_TASK DESCRIPTION_
Write the next part of the forum thread about using Apache Sedona in code repositories, picking up right after its last sentence.

_TEXT TO READ_
Using Apache Sedona in Code Repositories

We are working on geospatial data pipelines and trying to get Apache Sedona set up within code repositories. We’re having trouble actually being able to use Sedona in the transforms, though. I’ve checked out this doc which introduces the @geospatial decorator (https://www.palantir.com/docs/foundry/geospatial/vector_data_in_transforms) but it looks like this is being deprecated. Additionally, I tried to locate the geospatial-tools library within the Foundry code repository, but it’s not showing up when I search (so I’m actually unable to use the @geospatial decorator at all).

Would appreciate any advice here on methods/best practices for using Sedona within transforms. I was able to use the “GEOSPARK” spark profile, but it seems that this doesn’t allow us to actually use Sedona (it looks like it configures the Spark cluster but doesn’t allow us to actually use Sedona)

It seems another user had this issue a few years ago: https://stackoverflow.com/questions/73254417/can-not-add-geospatial-tools-dependency-to-palantir-foundry-code-repository

Ideally, I’d like to be able to interact directly with Sedona at the code level rather than in pipeline builder. We have some Sedona logic that we’ve verified can run on a local spark cluster, but moving this into Foundry has been proven to be quite the challenge.

Thanks so much in advance for the help.

Sorry to hear that you’ve been having trouble getting this set up! Here’s a brief guide that I can confirm works now on a freshly bootstrapped transforms-python repository.

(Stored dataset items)
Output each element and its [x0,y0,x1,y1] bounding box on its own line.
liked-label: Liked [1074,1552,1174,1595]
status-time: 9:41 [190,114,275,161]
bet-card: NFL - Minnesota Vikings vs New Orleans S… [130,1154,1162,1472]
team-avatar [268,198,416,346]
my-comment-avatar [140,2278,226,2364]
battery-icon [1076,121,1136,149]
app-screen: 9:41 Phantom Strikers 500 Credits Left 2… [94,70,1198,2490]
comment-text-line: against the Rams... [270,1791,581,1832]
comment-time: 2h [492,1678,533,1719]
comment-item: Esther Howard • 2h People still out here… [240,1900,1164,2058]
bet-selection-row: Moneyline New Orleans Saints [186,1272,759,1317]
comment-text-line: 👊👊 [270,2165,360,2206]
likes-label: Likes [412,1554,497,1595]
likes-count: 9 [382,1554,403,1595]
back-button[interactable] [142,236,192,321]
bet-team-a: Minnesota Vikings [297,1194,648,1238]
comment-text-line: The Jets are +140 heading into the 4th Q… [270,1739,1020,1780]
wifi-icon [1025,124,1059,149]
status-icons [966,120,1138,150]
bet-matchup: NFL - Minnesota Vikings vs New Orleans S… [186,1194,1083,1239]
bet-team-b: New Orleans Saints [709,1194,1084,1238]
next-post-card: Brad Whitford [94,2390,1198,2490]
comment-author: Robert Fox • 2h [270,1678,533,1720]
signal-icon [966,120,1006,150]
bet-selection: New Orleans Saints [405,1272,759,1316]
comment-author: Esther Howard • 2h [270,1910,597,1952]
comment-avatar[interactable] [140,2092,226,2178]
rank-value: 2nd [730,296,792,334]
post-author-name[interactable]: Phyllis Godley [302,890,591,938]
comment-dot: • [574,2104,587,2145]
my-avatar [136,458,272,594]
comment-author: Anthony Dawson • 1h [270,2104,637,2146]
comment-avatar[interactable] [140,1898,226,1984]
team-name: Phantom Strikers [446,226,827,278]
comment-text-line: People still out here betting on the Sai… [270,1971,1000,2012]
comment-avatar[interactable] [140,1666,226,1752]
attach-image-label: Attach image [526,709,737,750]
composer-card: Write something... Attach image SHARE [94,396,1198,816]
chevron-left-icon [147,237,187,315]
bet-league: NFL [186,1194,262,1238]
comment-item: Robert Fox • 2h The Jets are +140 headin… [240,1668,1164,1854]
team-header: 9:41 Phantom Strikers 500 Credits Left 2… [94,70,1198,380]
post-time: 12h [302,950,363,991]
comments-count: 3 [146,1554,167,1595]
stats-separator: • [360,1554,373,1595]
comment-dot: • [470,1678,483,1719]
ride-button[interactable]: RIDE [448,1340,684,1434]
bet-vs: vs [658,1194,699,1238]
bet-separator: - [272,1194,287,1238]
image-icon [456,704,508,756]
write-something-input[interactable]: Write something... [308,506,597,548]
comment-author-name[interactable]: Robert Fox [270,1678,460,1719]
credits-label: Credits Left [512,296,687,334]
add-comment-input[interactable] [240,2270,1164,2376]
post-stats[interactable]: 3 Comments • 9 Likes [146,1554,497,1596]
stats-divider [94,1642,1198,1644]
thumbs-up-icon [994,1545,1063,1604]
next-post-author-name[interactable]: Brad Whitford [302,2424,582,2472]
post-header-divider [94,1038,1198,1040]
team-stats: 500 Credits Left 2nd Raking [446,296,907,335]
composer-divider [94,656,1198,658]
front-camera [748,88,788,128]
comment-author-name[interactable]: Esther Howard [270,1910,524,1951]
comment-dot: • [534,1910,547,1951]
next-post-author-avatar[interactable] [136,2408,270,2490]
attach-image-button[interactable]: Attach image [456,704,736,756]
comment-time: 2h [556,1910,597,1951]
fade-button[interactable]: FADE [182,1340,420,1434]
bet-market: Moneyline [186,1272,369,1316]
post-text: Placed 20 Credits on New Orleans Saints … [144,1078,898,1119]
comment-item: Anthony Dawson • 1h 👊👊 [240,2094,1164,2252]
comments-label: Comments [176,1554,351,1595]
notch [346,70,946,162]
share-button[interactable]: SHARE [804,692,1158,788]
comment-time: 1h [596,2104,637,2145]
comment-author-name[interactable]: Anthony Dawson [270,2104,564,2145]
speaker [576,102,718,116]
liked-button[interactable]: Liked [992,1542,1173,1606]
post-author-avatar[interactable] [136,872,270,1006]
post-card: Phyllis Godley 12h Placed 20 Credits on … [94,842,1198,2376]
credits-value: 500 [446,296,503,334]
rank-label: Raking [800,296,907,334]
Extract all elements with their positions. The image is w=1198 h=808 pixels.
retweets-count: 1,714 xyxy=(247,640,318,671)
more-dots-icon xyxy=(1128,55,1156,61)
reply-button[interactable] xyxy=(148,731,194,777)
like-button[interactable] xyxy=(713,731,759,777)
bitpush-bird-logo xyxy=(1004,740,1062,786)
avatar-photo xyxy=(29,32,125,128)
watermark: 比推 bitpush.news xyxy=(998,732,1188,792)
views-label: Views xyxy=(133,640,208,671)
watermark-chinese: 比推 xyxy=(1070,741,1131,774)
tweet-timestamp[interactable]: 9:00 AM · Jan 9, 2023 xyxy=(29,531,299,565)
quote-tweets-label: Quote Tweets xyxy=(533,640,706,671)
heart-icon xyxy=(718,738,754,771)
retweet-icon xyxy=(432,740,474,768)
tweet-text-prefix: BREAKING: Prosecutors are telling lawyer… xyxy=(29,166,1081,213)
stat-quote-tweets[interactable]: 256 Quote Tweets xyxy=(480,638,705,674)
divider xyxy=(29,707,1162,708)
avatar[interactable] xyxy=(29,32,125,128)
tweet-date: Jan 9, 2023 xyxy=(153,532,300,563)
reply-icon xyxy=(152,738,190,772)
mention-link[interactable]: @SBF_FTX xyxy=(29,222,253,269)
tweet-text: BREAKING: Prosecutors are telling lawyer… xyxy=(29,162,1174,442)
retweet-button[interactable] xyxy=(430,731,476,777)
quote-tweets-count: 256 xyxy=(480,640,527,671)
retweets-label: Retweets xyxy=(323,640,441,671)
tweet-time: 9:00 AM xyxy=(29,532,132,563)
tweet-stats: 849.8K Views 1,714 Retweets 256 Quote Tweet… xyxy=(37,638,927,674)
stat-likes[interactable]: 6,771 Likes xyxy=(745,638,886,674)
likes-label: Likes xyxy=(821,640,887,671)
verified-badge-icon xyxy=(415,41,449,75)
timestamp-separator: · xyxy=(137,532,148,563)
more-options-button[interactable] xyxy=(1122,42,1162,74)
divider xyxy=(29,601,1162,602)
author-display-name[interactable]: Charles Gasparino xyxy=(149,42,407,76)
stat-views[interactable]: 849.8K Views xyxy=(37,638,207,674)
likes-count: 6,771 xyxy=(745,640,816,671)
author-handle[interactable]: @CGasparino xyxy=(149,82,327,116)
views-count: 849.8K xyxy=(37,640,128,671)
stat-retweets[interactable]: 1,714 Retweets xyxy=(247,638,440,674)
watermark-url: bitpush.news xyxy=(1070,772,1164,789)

_OUTPUT FOR THIS TASK_
  1. Add the following section at the bottom of the transforms-python/build.gradle file. Note that the exact versions of these libraries available in your environment may differ (you can search in the Libraries panel of a transforms-java repository to see what is available). Also note that you may need to manually add external-jar to your repository’s backing artifact repositories (in my case, it was added automatically after an initial check run failed).
dependencies {
    condaJars "org.apache.sedona:sedona-spark-shaded-3.4_2.12:1.6.0"
    condaJars "org.datasyslab:geotools-wrapper:1.6.0-28.2"
}
  1. Add the apache-sedona conda dependency.

  2. Verify that things work with the following sample code. It seems that SedonaRegistrator doesn’t work properly in Code Repositories preview, but it worked fine for me in VSCode Preview and during an actual build.

from pyspark.sql import functions as F
from sedona.register import SedonaRegistrator
from sedona.sql import st_constructors as stc
from transforms.api import Output, transform_df


@transform_df(
    Output("..."),
)
def compute(ctx):
    SedonaRegistrator.registerAll(ctx.spark_session)
    df = ctx.spark_session.sql("SELECT array(0.0, 1.0, 2.0) AS values")

    min_value = F.array_min("values")
    max_value = F.array_max("values")

    return df.select(stc.ST_Point(min_value, max_value).alias("point"))